▸ **GIVEN EXERCISE**
Reproduce all the entries exactly and keep the pictures out.

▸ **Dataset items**
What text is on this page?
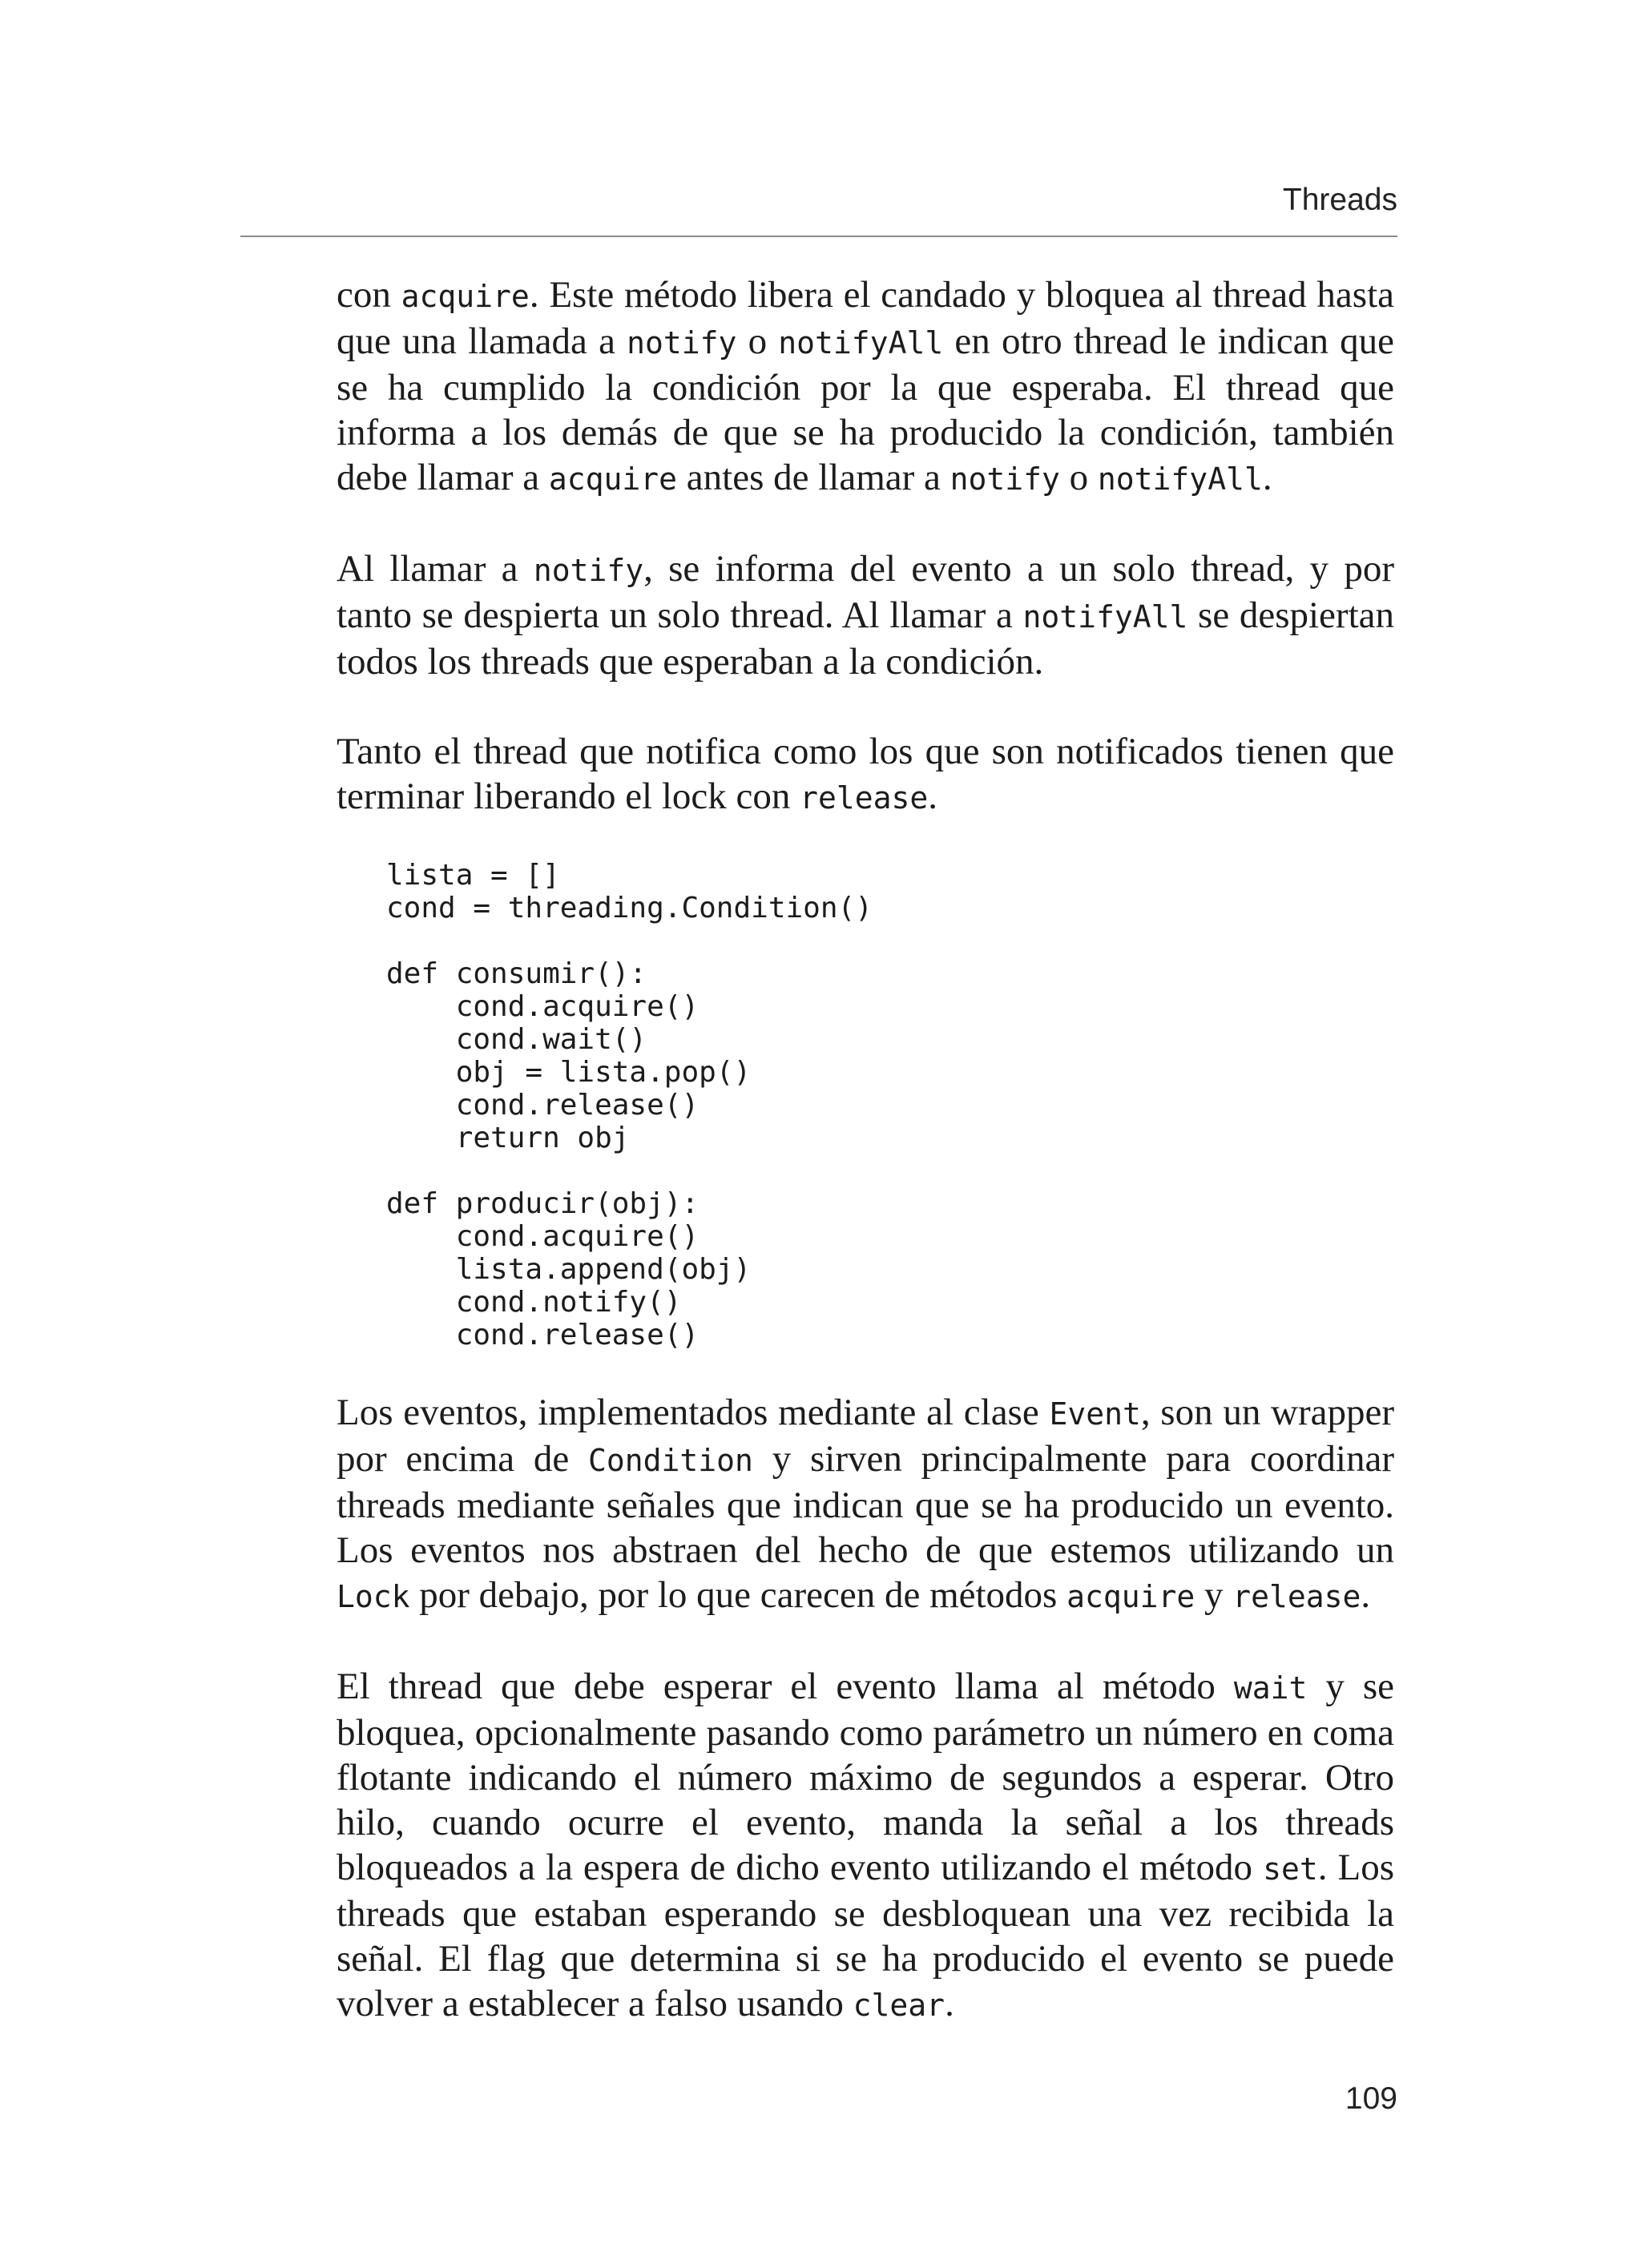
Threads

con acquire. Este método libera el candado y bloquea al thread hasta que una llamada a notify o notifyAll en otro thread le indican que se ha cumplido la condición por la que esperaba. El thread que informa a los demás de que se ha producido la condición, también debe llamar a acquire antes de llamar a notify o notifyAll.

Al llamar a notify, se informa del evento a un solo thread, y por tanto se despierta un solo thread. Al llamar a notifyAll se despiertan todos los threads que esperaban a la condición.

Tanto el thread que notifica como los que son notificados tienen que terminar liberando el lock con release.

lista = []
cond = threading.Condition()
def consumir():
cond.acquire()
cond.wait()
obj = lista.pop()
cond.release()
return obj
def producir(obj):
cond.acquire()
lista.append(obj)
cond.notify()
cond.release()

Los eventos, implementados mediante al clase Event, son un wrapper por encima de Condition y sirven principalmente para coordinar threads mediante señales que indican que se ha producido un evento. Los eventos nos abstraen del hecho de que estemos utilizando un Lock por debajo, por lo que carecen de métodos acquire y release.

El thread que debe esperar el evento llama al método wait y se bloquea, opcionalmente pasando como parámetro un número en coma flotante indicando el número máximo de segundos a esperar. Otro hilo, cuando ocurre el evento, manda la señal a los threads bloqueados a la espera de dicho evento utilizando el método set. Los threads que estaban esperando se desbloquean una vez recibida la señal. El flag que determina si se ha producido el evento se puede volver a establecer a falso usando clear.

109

▸ **SOLUTION FOR THIS TASK**
What text is on this page?
Threads

con acquire. Este método libera el candado y bloquea al thread hasta que una llamada a notify o notifyAll en otro thread le indican que se ha cumplido la condición por la que esperaba. El thread que informa a los demás de que se ha producido la condición, también debe llamar a acquire antes de llamar a notify o notifyAll.

Al llamar a notify, se informa del evento a un solo thread, y por tanto se despierta un solo thread. Al llamar a notifyAll se despiertan todos los threads que esperaban a la condición.

Tanto el thread que notifica como los que son notificados tienen que terminar liberando el lock con release.

lista = []
cond = threading.Condition()
def consumir():
cond.acquire()
cond.wait()
obj = lista.pop()
cond.release()
return obj
def producir(obj):
cond.acquire()
lista.append(obj)
cond.notify()
cond.release()

Los eventos, implementados mediante al clase Event, son un wrapper por encima de Condition y sirven principalmente para coordinar threads mediante señales que indican que se ha producido un evento. Los eventos nos abstraen del hecho de que estemos utilizando un Lock por debajo, por lo que carecen de métodos acquire y release.

El thread que debe esperar el evento llama al método wait y se bloquea, opcionalmente pasando como parámetro un número en coma flotante indicando el número máximo de segundos a esperar. Otro hilo, cuando ocurre el evento, manda la señal a los threads bloqueados a la espera de dicho evento utilizando el método set. Los threads que estaban esperando se desbloquean una vez recibida la señal. El flag que determina si se ha producido el evento se puede volver a establecer a falso usando clear.

109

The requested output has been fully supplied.